Some records:
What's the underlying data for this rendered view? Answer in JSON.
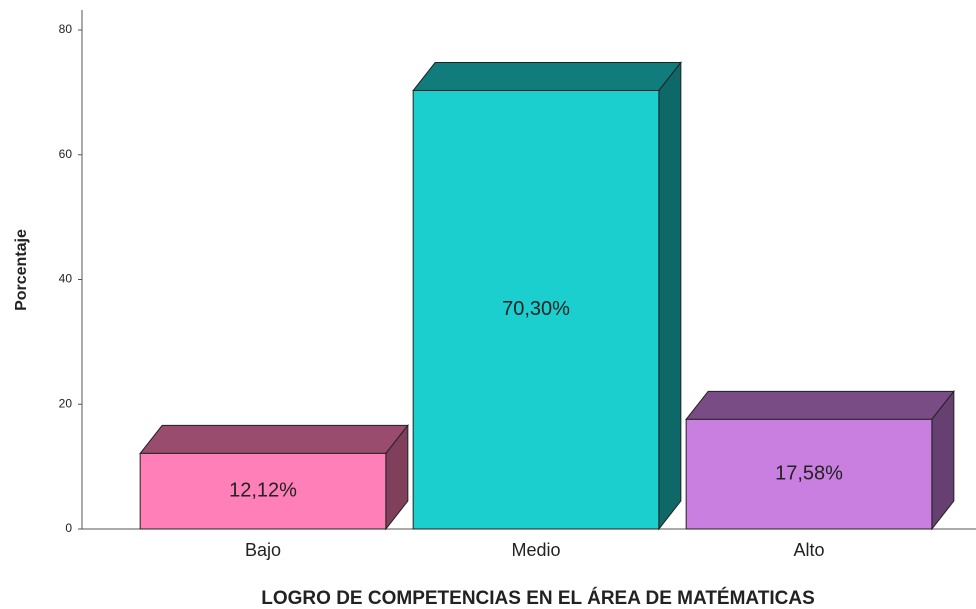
{
  "chart_data": {
    "type": "bar3d",
    "xlabel": "LOGRO DE COMPETENCIAS EN EL ÁREA DE MATÉMATICAS",
    "ylabel": "Porcentaje",
    "categories": [
      "Bajo",
      "Medio",
      "Alto"
    ],
    "values": [
      12.12,
      70.3,
      17.58
    ],
    "value_labels": [
      "12,12%",
      "70,30%",
      "17,58%"
    ],
    "colors": [
      "#ff7fb8",
      "#1ccfcf",
      "#c97fe0"
    ],
    "ylim": [
      0,
      80
    ],
    "yticks": [
      0,
      20,
      40,
      60,
      80
    ],
    "grid": false
  }
}
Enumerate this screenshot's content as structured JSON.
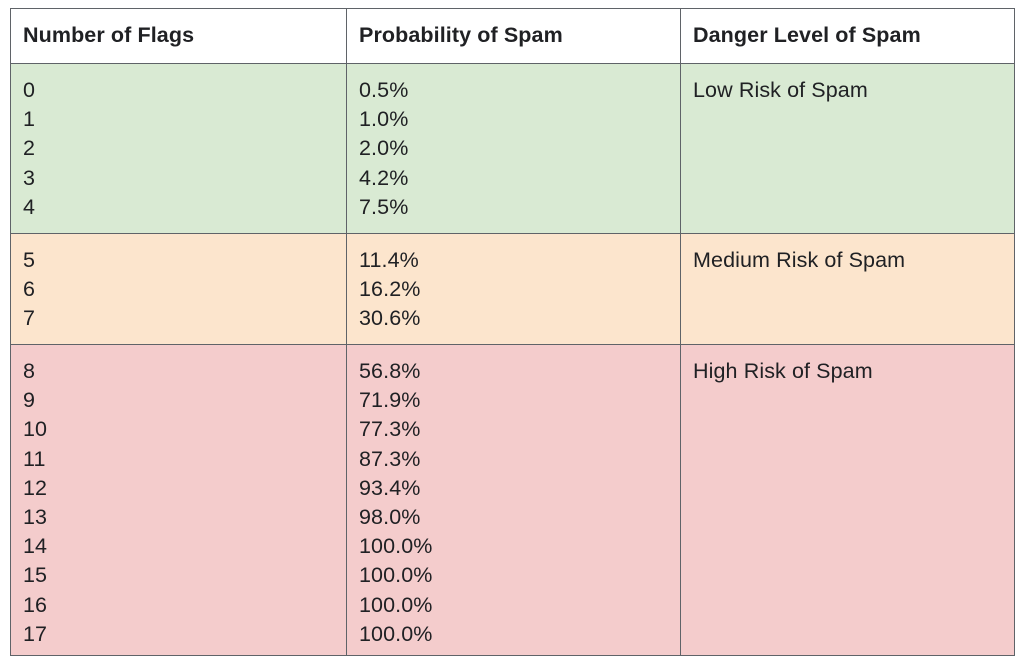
{
  "headers": [
    "Number of Flags",
    "Probability of Spam",
    "Danger Level of Spam"
  ],
  "groups": [
    {
      "level": "Low Risk of Spam",
      "color": "#d9ead3",
      "flags": [
        "0",
        "1",
        "2",
        "3",
        "4"
      ],
      "probabilities": [
        "0.5%",
        "1.0%",
        "2.0%",
        "4.2%",
        "7.5%"
      ]
    },
    {
      "level": "Medium Risk of Spam",
      "color": "#fce5cd",
      "flags": [
        "5",
        "6",
        "7"
      ],
      "probabilities": [
        "11.4%",
        "16.2%",
        "30.6%"
      ]
    },
    {
      "level": "High Risk of Spam",
      "color": "#f4cccc",
      "flags": [
        "8",
        "9",
        "10",
        "11",
        "12",
        "13",
        "14",
        "15",
        "16",
        "17"
      ],
      "probabilities": [
        "56.8%",
        "71.9%",
        "77.3%",
        "87.3%",
        "93.4%",
        "98.0%",
        "100.0%",
        "100.0%",
        "100.0%",
        "100.0%"
      ]
    }
  ]
}
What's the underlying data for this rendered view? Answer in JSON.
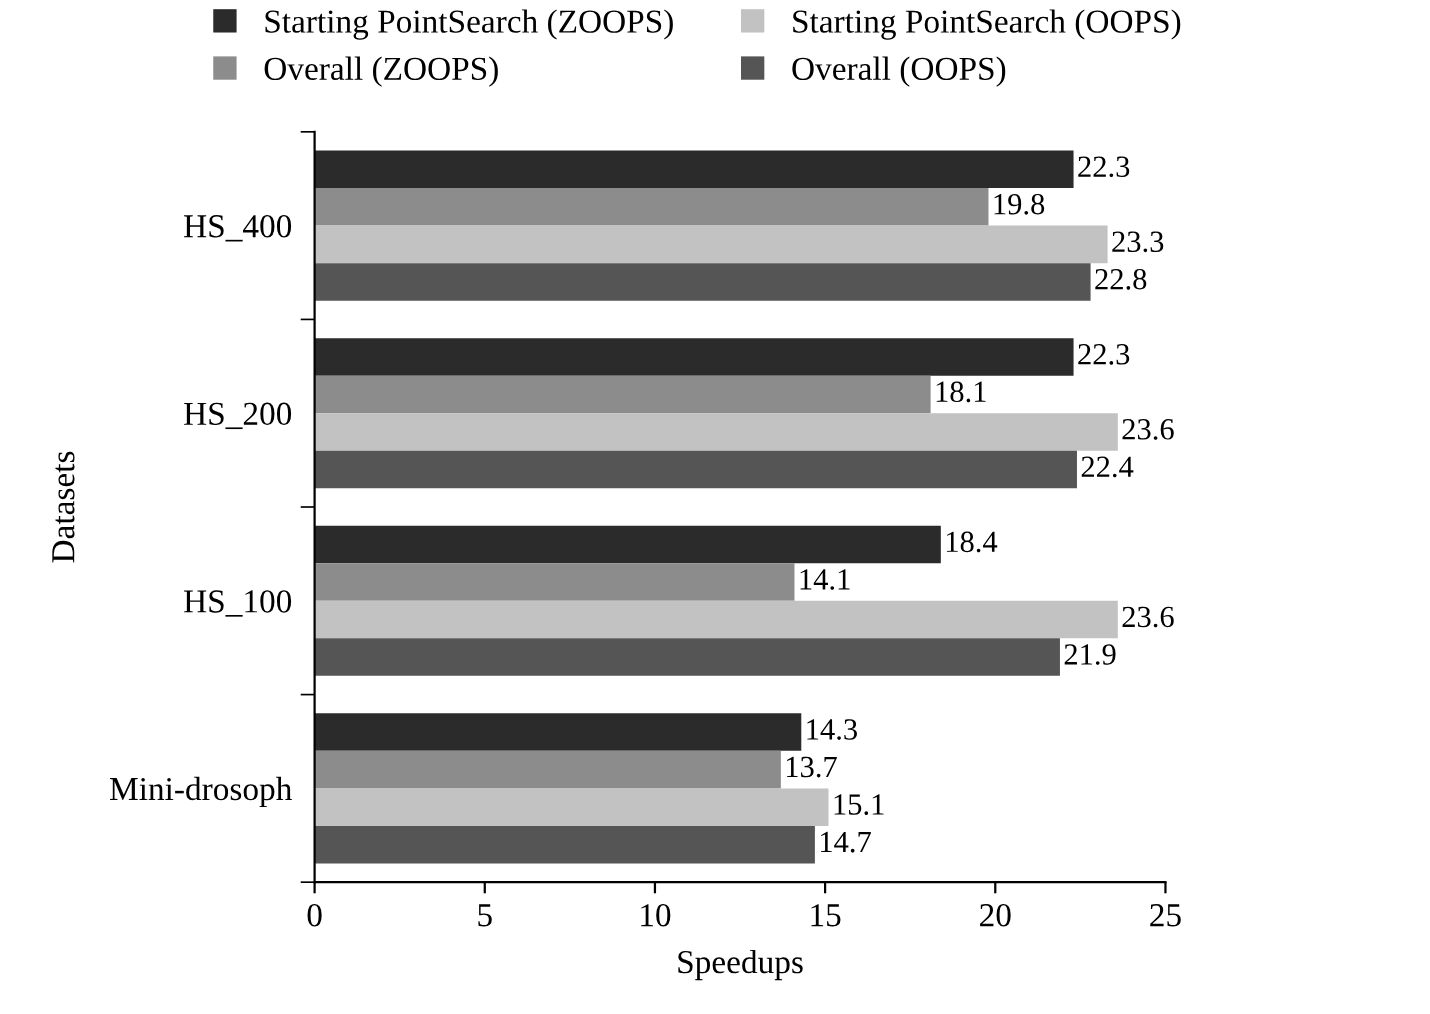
{
  "chart_data": {
    "type": "bar",
    "orientation": "horizontal",
    "xlabel": "Speedups",
    "ylabel": "Datasets",
    "categories": [
      "HS_400",
      "HS_200",
      "HS_100",
      "Mini-drosoph"
    ],
    "series": [
      {
        "name": "Starting PointSearch (ZOOPS)",
        "color": "#2b2b2b",
        "values": [
          22.3,
          22.3,
          18.4,
          14.3
        ]
      },
      {
        "name": "Overall (ZOOPS)",
        "color": "#8c8c8c",
        "values": [
          19.8,
          18.1,
          14.1,
          13.7
        ]
      },
      {
        "name": "Starting PointSearch (OOPS)",
        "color": "#c2c2c2",
        "values": [
          23.3,
          23.6,
          23.6,
          15.1
        ]
      },
      {
        "name": "Overall (OOPS)",
        "color": "#555555",
        "values": [
          22.8,
          22.4,
          21.9,
          14.7
        ]
      }
    ],
    "xlim": [
      0,
      25
    ],
    "xticks": [
      0,
      5,
      10,
      15,
      20,
      25
    ],
    "grid": false,
    "legend": "top",
    "data_labels": true
  }
}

▸ Exercise instructions: Print every entry above again without changing a word, and omit the pictures.

▸ Answer to this exercise:
What's the underlying data for this rendered view? Answer in JSON.
{
  "chart_data": {
    "type": "bar3d",
    "xlabel": "LOGRO DE COMPETENCIAS EN EL ÁREA DE MATÉMATICAS",
    "ylabel": "Porcentaje",
    "categories": [
      "Bajo",
      "Medio",
      "Alto"
    ],
    "values": [
      12.12,
      70.3,
      17.58
    ],
    "value_labels": [
      "12,12%",
      "70,30%",
      "17,58%"
    ],
    "colors": [
      "#ff7fb8",
      "#1ccfcf",
      "#c97fe0"
    ],
    "ylim": [
      0,
      80
    ],
    "yticks": [
      0,
      20,
      40,
      60,
      80
    ],
    "grid": false
  }
}
Enumerate this screenshot's content as structured JSON.
{
  "headers": [
    "Number of Flags",
    "Probability of Spam",
    "Danger Level of Spam"
  ],
  "groups": [
    {
      "level": "Low Risk of Spam",
      "color": "#d9ead3",
      "flags": [
        "0",
        "1",
        "2",
        "3",
        "4"
      ],
      "probabilities": [
        "0.5%",
        "1.0%",
        "2.0%",
        "4.2%",
        "7.5%"
      ]
    },
    {
      "level": "Medium Risk of Spam",
      "color": "#fce5cd",
      "flags": [
        "5",
        "6",
        "7"
      ],
      "probabilities": [
        "11.4%",
        "16.2%",
        "30.6%"
      ]
    },
    {
      "level": "High Risk of Spam",
      "color": "#f4cccc",
      "flags": [
        "8",
        "9",
        "10",
        "11",
        "12",
        "13",
        "14",
        "15",
        "16",
        "17"
      ],
      "probabilities": [
        "56.8%",
        "71.9%",
        "77.3%",
        "87.3%",
        "93.4%",
        "98.0%",
        "100.0%",
        "100.0%",
        "100.0%",
        "100.0%"
      ]
    }
  ]
}
What's the underlying data for this rendered view? Answer in JSON.
{
  "chart_data": {
    "type": "bar",
    "orientation": "horizontal",
    "xlabel": "Speedups",
    "ylabel": "Datasets",
    "categories": [
      "HS_400",
      "HS_200",
      "HS_100",
      "Mini-drosoph"
    ],
    "series": [
      {
        "name": "Starting PointSearch (ZOOPS)",
        "color": "#2b2b2b",
        "values": [
          22.3,
          22.3,
          18.4,
          14.3
        ]
      },
      {
        "name": "Overall (ZOOPS)",
        "color": "#8c8c8c",
        "values": [
          19.8,
          18.1,
          14.1,
          13.7
        ]
      },
      {
        "name": "Starting PointSearch (OOPS)",
        "color": "#c2c2c2",
        "values": [
          23.3,
          23.6,
          23.6,
          15.1
        ]
      },
      {
        "name": "Overall (OOPS)",
        "color": "#555555",
        "values": [
          22.8,
          22.4,
          21.9,
          14.7
        ]
      }
    ],
    "xlim": [
      0,
      25
    ],
    "xticks": [
      0,
      5,
      10,
      15,
      20,
      25
    ],
    "grid": false,
    "legend": "top",
    "data_labels": true
  }
}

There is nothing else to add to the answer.